Dataset items
## START

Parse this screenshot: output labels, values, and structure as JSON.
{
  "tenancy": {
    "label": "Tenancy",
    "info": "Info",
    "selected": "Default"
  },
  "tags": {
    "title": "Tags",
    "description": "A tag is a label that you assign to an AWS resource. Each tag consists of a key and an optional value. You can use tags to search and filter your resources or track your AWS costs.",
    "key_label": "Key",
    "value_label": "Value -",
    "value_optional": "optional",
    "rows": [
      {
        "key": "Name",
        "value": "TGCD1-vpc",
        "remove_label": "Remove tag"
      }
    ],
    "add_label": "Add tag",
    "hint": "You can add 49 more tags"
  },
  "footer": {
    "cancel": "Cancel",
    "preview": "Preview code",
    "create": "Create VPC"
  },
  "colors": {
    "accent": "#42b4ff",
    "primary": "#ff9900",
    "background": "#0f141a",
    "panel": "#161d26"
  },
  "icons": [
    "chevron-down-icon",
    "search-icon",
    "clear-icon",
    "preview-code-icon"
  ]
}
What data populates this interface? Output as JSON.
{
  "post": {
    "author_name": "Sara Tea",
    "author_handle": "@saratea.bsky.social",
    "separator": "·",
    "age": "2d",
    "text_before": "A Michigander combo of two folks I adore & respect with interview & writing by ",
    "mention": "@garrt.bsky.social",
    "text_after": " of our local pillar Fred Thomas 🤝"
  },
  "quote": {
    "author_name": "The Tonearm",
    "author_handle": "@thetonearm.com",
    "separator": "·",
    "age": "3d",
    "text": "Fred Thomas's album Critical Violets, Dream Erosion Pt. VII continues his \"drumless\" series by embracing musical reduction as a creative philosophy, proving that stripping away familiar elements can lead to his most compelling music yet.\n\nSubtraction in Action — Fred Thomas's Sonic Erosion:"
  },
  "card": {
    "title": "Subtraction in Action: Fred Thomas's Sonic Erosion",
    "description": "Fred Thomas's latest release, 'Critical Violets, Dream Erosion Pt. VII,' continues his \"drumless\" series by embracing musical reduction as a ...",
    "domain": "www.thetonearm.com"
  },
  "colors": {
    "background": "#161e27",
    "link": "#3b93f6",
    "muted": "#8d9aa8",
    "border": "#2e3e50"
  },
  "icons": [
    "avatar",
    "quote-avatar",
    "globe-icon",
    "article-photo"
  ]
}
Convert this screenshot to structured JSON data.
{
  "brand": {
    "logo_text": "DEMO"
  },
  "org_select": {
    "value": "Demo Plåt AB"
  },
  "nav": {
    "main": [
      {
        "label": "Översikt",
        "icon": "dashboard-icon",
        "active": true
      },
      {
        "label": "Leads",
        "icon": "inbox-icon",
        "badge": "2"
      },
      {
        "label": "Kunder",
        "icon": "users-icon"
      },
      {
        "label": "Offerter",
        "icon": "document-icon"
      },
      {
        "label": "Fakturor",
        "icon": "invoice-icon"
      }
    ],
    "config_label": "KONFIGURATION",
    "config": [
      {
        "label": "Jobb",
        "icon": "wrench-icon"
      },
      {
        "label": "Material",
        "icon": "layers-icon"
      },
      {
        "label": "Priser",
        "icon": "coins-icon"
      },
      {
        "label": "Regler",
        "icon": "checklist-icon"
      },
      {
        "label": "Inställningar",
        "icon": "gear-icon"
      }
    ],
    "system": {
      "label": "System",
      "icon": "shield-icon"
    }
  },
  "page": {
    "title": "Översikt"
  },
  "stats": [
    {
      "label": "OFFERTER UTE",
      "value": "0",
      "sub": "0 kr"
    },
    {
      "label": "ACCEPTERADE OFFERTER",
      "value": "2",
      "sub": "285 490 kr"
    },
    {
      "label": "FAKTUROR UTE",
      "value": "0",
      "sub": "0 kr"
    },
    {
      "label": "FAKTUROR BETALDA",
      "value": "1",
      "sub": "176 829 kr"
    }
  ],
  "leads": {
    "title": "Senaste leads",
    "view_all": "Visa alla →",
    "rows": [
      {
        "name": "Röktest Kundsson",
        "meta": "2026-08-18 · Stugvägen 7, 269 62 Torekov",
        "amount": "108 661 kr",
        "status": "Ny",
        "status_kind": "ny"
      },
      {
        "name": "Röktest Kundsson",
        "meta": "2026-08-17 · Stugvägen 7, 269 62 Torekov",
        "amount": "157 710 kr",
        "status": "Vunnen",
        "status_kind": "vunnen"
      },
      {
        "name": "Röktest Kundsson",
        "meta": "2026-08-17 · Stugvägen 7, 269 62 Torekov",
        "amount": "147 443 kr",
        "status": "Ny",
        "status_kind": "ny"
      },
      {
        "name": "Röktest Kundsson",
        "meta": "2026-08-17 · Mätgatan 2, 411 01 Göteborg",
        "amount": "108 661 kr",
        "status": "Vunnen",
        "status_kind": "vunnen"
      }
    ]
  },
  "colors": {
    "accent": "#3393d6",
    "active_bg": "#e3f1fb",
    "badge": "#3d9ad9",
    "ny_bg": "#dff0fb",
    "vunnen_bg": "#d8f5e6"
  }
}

## END

* **Written instruction**: All of the entries should be written out again exactly.

* **Output for this task**:
Parse this screenshot: output labels, values, and structure as JSON.
{
  "tenancy": {
    "label": "Tenancy",
    "info": "Info",
    "selected": "Default"
  },
  "tags": {
    "title": "Tags",
    "description": "A tag is a label that you assign to an AWS resource. Each tag consists of a key and an optional value. You can use tags to search and filter your resources or track your AWS costs.",
    "key_label": "Key",
    "value_label": "Value -",
    "value_optional": "optional",
    "rows": [
      {
        "key": "Name",
        "value": "TGCD1-vpc",
        "remove_label": "Remove tag"
      }
    ],
    "add_label": "Add tag",
    "hint": "You can add 49 more tags"
  },
  "footer": {
    "cancel": "Cancel",
    "preview": "Preview code",
    "create": "Create VPC"
  },
  "colors": {
    "accent": "#42b4ff",
    "primary": "#ff9900",
    "background": "#0f141a",
    "panel": "#161d26"
  },
  "icons": [
    "chevron-down-icon",
    "search-icon",
    "clear-icon",
    "preview-code-icon"
  ]
}
What data populates this interface? Output as JSON.
{
  "post": {
    "author_name": "Sara Tea",
    "author_handle": "@saratea.bsky.social",
    "separator": "·",
    "age": "2d",
    "text_before": "A Michigander combo of two folks I adore & respect with interview & writing by ",
    "mention": "@garrt.bsky.social",
    "text_after": " of our local pillar Fred Thomas 🤝"
  },
  "quote": {
    "author_name": "The Tonearm",
    "author_handle": "@thetonearm.com",
    "separator": "·",
    "age": "3d",
    "text": "Fred Thomas's album Critical Violets, Dream Erosion Pt. VII continues his \"drumless\" series by embracing musical reduction as a creative philosophy, proving that stripping away familiar elements can lead to his most compelling music yet.\n\nSubtraction in Action — Fred Thomas's Sonic Erosion:"
  },
  "card": {
    "title": "Subtraction in Action: Fred Thomas's Sonic Erosion",
    "description": "Fred Thomas's latest release, 'Critical Violets, Dream Erosion Pt. VII,' continues his \"drumless\" series by embracing musical reduction as a ...",
    "domain": "www.thetonearm.com"
  },
  "colors": {
    "background": "#161e27",
    "link": "#3b93f6",
    "muted": "#8d9aa8",
    "border": "#2e3e50"
  },
  "icons": [
    "avatar",
    "quote-avatar",
    "globe-icon",
    "article-photo"
  ]
}
Convert this screenshot to structured JSON data.
{
  "brand": {
    "logo_text": "DEMO"
  },
  "org_select": {
    "value": "Demo Plåt AB"
  },
  "nav": {
    "main": [
      {
        "label": "Översikt",
        "icon": "dashboard-icon",
        "active": true
      },
      {
        "label": "Leads",
        "icon": "inbox-icon",
        "badge": "2"
      },
      {
        "label": "Kunder",
        "icon": "users-icon"
      },
      {
        "label": "Offerter",
        "icon": "document-icon"
      },
      {
        "label": "Fakturor",
        "icon": "invoice-icon"
      }
    ],
    "config_label": "KONFIGURATION",
    "config": [
      {
        "label": "Jobb",
        "icon": "wrench-icon"
      },
      {
        "label": "Material",
        "icon": "layers-icon"
      },
      {
        "label": "Priser",
        "icon": "coins-icon"
      },
      {
        "label": "Regler",
        "icon": "checklist-icon"
      },
      {
        "label": "Inställningar",
        "icon": "gear-icon"
      }
    ],
    "system": {
      "label": "System",
      "icon": "shield-icon"
    }
  },
  "page": {
    "title": "Översikt"
  },
  "stats": [
    {
      "label": "OFFERTER UTE",
      "value": "0",
      "sub": "0 kr"
    },
    {
      "label": "ACCEPTERADE OFFERTER",
      "value": "2",
      "sub": "285 490 kr"
    },
    {
      "label": "FAKTUROR UTE",
      "value": "0",
      "sub": "0 kr"
    },
    {
      "label": "FAKTUROR BETALDA",
      "value": "1",
      "sub": "176 829 kr"
    }
  ],
  "leads": {
    "title": "Senaste leads",
    "view_all": "Visa alla →",
    "rows": [
      {
        "name": "Röktest Kundsson",
        "meta": "2026-08-18 · Stugvägen 7, 269 62 Torekov",
        "amount": "108 661 kr",
        "status": "Ny",
        "status_kind": "ny"
      },
      {
        "name": "Röktest Kundsson",
        "meta": "2026-08-17 · Stugvägen 7, 269 62 Torekov",
        "amount": "157 710 kr",
        "status": "Vunnen",
        "status_kind": "vunnen"
      },
      {
        "name": "Röktest Kundsson",
        "meta": "2026-08-17 · Stugvägen 7, 269 62 Torekov",
        "amount": "147 443 kr",
        "status": "Ny",
        "status_kind": "ny"
      },
      {
        "name": "Röktest Kundsson",
        "meta": "2026-08-17 · Mätgatan 2, 411 01 Göteborg",
        "amount": "108 661 kr",
        "status": "Vunnen",
        "status_kind": "vunnen"
      }
    ]
  },
  "colors": {
    "accent": "#3393d6",
    "active_bg": "#e3f1fb",
    "badge": "#3d9ad9",
    "ny_bg": "#dff0fb",
    "vunnen_bg": "#d8f5e6"
  }
}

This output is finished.